Reproduce the data exactly and drop any pictures it holds.

↓

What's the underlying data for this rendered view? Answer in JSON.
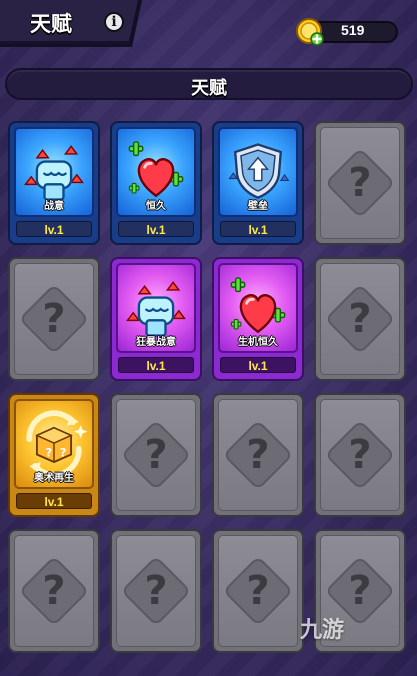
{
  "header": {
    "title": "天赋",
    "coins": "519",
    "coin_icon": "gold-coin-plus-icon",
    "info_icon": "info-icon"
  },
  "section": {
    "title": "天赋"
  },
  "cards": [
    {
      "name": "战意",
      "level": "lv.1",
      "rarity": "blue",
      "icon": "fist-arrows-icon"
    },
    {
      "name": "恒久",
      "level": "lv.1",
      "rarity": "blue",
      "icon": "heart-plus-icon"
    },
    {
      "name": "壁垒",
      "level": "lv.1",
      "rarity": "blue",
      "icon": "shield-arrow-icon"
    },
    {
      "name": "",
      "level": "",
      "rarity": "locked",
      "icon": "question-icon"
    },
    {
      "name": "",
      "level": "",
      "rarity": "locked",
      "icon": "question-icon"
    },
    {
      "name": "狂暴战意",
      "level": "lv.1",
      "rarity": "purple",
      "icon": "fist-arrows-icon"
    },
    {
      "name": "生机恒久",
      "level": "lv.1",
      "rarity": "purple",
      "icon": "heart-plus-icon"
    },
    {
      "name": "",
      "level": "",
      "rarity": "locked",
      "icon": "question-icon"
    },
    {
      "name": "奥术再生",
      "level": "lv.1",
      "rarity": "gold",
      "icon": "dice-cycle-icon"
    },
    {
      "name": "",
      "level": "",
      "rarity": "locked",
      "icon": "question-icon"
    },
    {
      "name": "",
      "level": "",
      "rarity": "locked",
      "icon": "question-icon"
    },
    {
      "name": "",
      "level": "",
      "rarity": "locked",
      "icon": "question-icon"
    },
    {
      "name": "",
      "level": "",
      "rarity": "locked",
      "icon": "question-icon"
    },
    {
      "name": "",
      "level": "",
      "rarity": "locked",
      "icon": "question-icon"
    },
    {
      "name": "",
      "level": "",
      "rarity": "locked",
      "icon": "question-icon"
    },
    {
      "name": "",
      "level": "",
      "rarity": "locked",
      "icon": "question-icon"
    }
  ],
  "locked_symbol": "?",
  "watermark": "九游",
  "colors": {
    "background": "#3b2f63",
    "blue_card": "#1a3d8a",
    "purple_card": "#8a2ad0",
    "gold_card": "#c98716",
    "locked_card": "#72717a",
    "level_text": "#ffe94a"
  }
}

↑

## Response to the exercise
What's the underlying data for this rendered view? Answer in JSON.
{
  "header": {
    "title": "天赋",
    "coins": "519",
    "coin_icon": "gold-coin-plus-icon",
    "info_icon": "info-icon"
  },
  "section": {
    "title": "天赋"
  },
  "cards": [
    {
      "name": "战意",
      "level": "lv.1",
      "rarity": "blue",
      "icon": "fist-arrows-icon"
    },
    {
      "name": "恒久",
      "level": "lv.1",
      "rarity": "blue",
      "icon": "heart-plus-icon"
    },
    {
      "name": "壁垒",
      "level": "lv.1",
      "rarity": "blue",
      "icon": "shield-arrow-icon"
    },
    {
      "name": "",
      "level": "",
      "rarity": "locked",
      "icon": "question-icon"
    },
    {
      "name": "",
      "level": "",
      "rarity": "locked",
      "icon": "question-icon"
    },
    {
      "name": "狂暴战意",
      "level": "lv.1",
      "rarity": "purple",
      "icon": "fist-arrows-icon"
    },
    {
      "name": "生机恒久",
      "level": "lv.1",
      "rarity": "purple",
      "icon": "heart-plus-icon"
    },
    {
      "name": "",
      "level": "",
      "rarity": "locked",
      "icon": "question-icon"
    },
    {
      "name": "奥术再生",
      "level": "lv.1",
      "rarity": "gold",
      "icon": "dice-cycle-icon"
    },
    {
      "name": "",
      "level": "",
      "rarity": "locked",
      "icon": "question-icon"
    },
    {
      "name": "",
      "level": "",
      "rarity": "locked",
      "icon": "question-icon"
    },
    {
      "name": "",
      "level": "",
      "rarity": "locked",
      "icon": "question-icon"
    },
    {
      "name": "",
      "level": "",
      "rarity": "locked",
      "icon": "question-icon"
    },
    {
      "name": "",
      "level": "",
      "rarity": "locked",
      "icon": "question-icon"
    },
    {
      "name": "",
      "level": "",
      "rarity": "locked",
      "icon": "question-icon"
    },
    {
      "name": "",
      "level": "",
      "rarity": "locked",
      "icon": "question-icon"
    }
  ],
  "locked_symbol": "?",
  "watermark": "九游",
  "colors": {
    "background": "#3b2f63",
    "blue_card": "#1a3d8a",
    "purple_card": "#8a2ad0",
    "gold_card": "#c98716",
    "locked_card": "#72717a",
    "level_text": "#ffe94a"
  }
}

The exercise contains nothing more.